> _TASK TO COMPLETE_: Using the data below, copy every line that contains the word "sales".

## Start

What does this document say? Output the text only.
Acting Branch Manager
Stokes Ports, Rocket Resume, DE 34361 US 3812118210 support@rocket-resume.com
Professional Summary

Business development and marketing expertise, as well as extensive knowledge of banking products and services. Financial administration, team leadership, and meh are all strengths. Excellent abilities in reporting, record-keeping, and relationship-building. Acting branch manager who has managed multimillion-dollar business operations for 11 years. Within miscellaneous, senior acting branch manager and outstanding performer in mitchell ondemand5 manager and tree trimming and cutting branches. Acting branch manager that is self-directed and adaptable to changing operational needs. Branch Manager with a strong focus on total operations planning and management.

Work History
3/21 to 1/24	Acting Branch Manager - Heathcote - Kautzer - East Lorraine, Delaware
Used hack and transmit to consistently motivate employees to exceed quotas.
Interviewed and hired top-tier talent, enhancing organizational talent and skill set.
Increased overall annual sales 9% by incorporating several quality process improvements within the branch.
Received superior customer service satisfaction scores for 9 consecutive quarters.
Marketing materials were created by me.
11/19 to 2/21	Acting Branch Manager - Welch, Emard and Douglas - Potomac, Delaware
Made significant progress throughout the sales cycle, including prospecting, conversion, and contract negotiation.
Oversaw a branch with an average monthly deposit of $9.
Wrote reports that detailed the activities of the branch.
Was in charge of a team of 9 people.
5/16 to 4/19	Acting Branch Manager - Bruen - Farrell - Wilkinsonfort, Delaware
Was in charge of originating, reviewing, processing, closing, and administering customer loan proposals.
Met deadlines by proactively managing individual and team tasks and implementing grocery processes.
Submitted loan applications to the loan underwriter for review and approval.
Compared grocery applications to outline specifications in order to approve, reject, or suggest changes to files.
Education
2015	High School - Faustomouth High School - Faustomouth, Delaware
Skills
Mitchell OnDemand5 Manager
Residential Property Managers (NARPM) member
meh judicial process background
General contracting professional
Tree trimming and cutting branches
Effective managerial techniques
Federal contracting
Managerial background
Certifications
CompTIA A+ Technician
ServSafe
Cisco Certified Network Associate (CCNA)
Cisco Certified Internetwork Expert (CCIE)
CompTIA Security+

## End
## Start

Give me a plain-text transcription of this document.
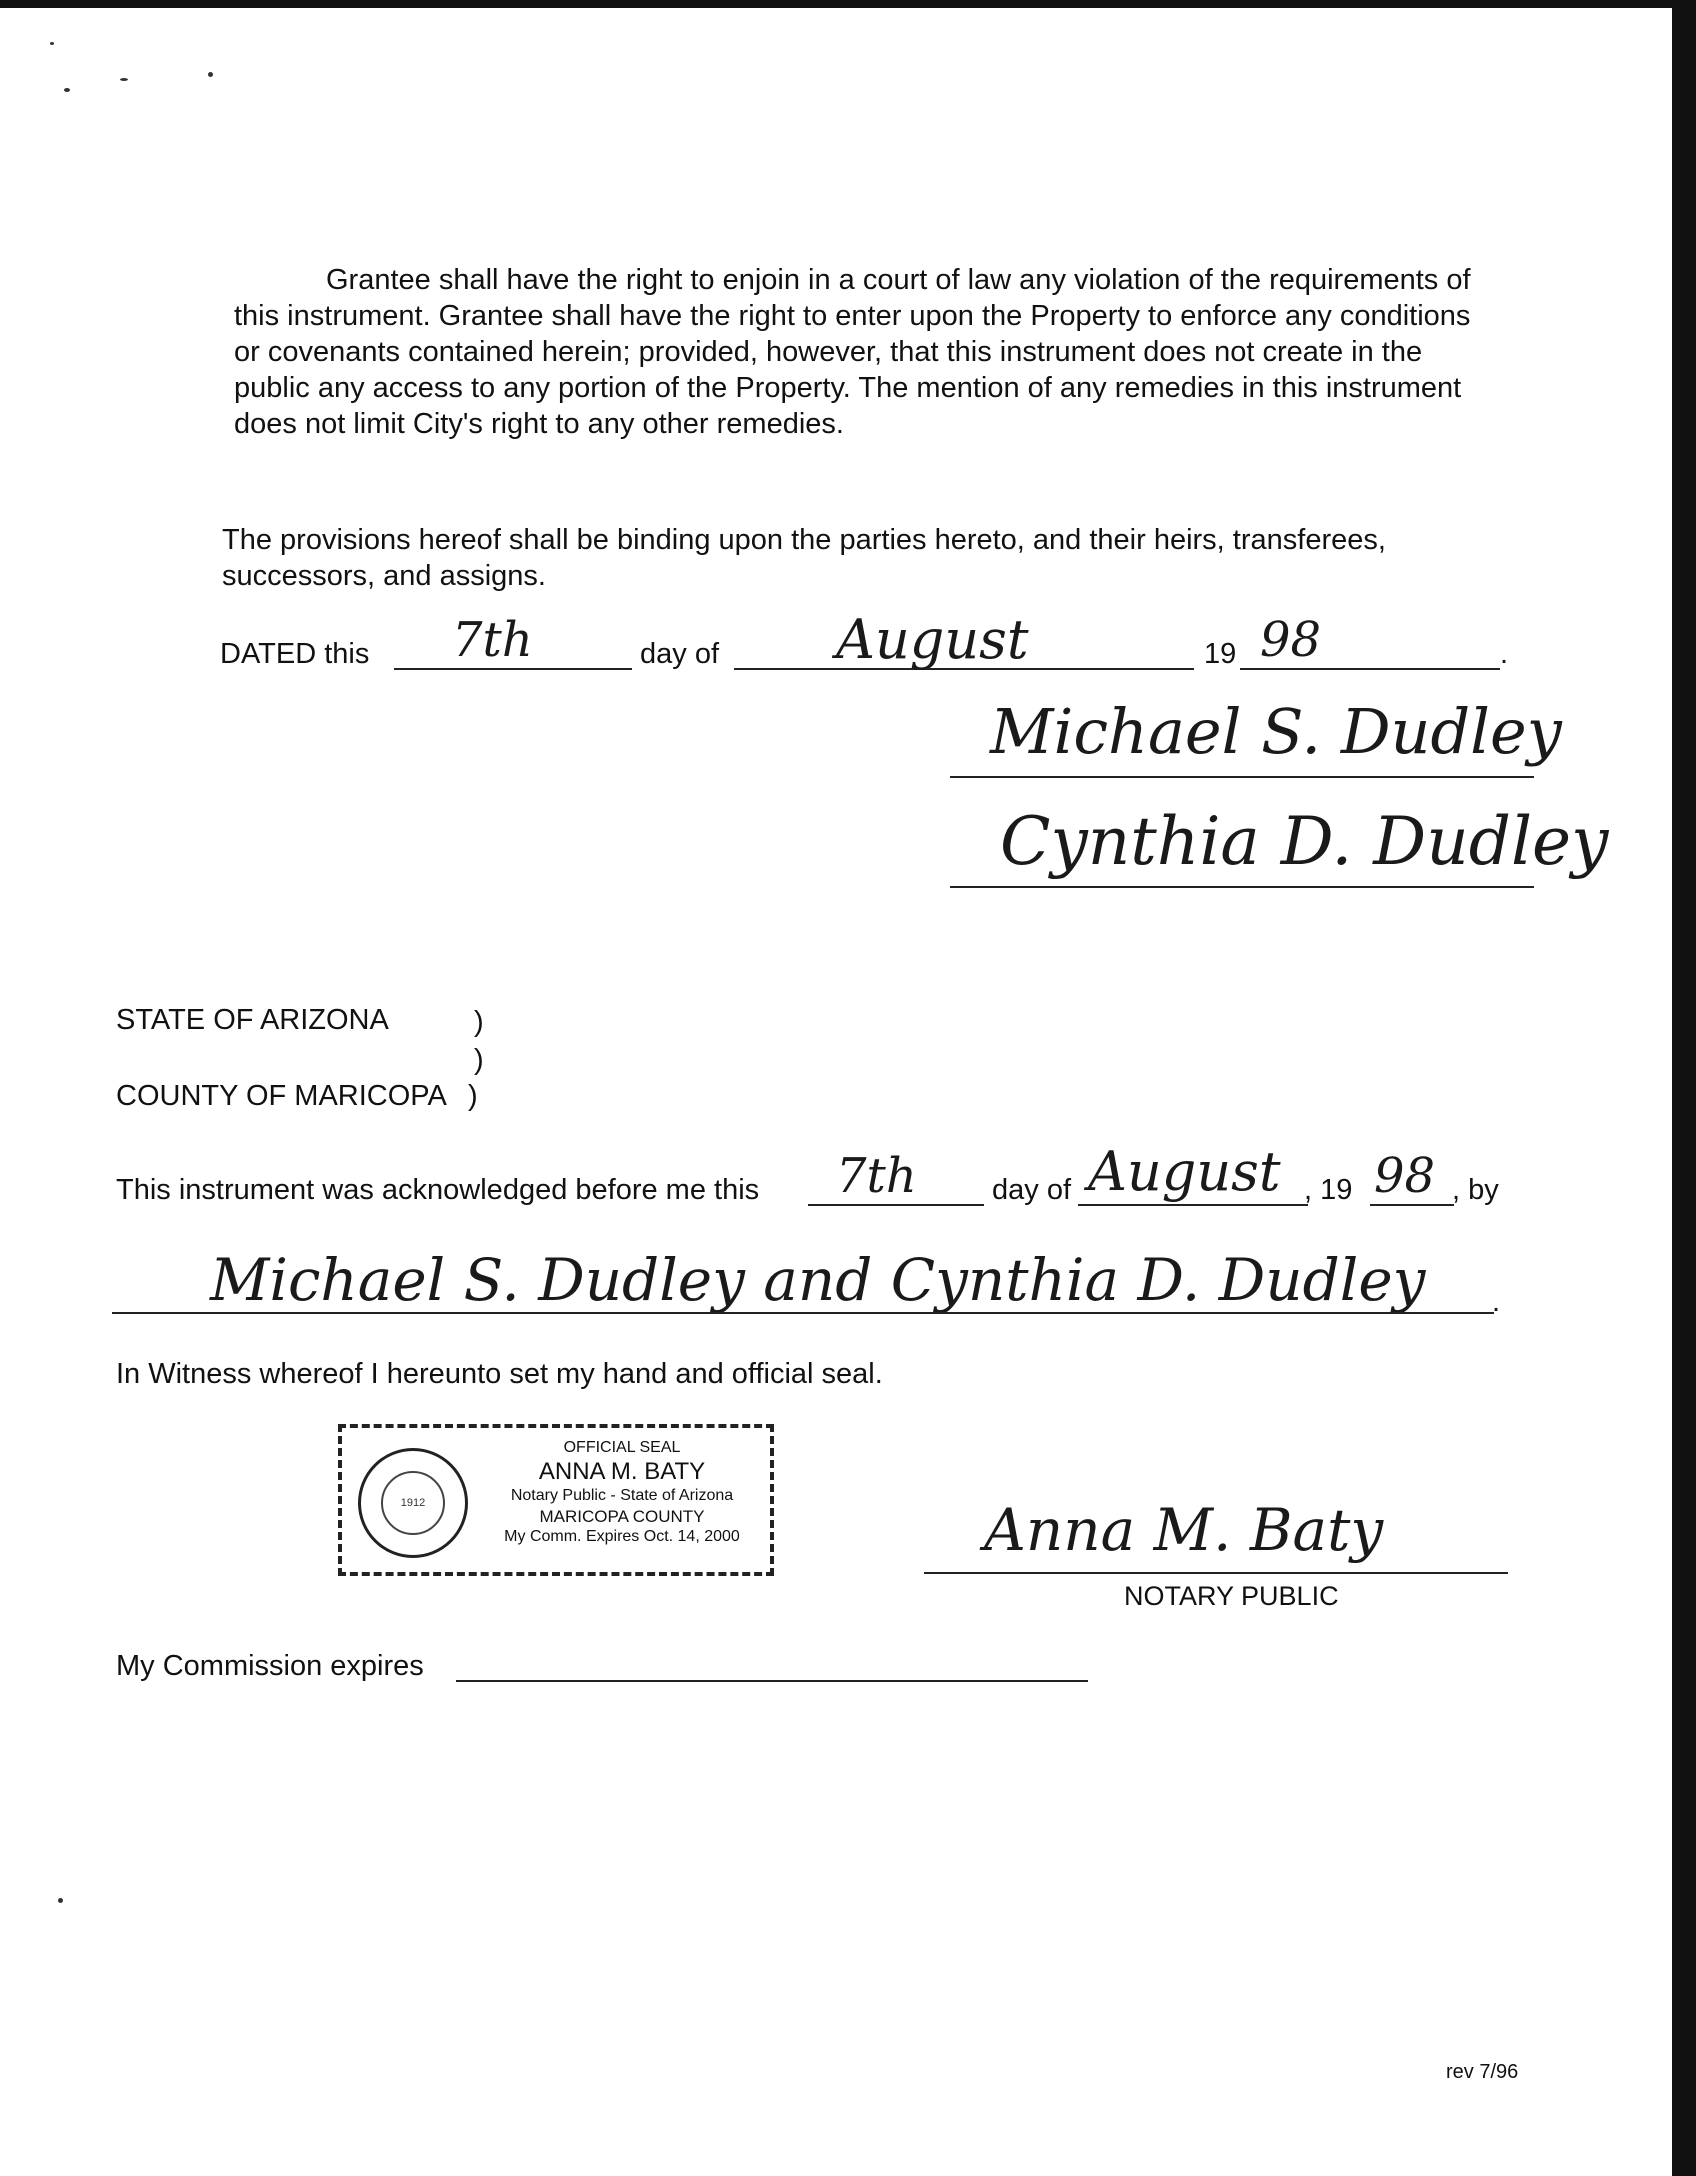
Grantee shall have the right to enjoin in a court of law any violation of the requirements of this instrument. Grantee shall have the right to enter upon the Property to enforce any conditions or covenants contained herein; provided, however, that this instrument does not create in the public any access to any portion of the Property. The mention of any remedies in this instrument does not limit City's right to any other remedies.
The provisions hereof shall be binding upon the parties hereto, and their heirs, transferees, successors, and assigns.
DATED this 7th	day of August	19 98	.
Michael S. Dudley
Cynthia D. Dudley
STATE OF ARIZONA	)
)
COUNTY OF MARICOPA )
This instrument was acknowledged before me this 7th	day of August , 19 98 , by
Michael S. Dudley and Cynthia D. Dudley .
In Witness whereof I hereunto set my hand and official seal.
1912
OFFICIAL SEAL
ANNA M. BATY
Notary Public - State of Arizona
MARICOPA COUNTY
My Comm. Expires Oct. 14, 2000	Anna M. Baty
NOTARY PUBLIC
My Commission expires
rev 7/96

## End

> _FULL SOLUTION_:
Increased overall annual sales 9% by incorporating several quality process improvements within the branch.
Made significant progress throughout the sales cycle, including prospecting, conversion, and contract negotiation.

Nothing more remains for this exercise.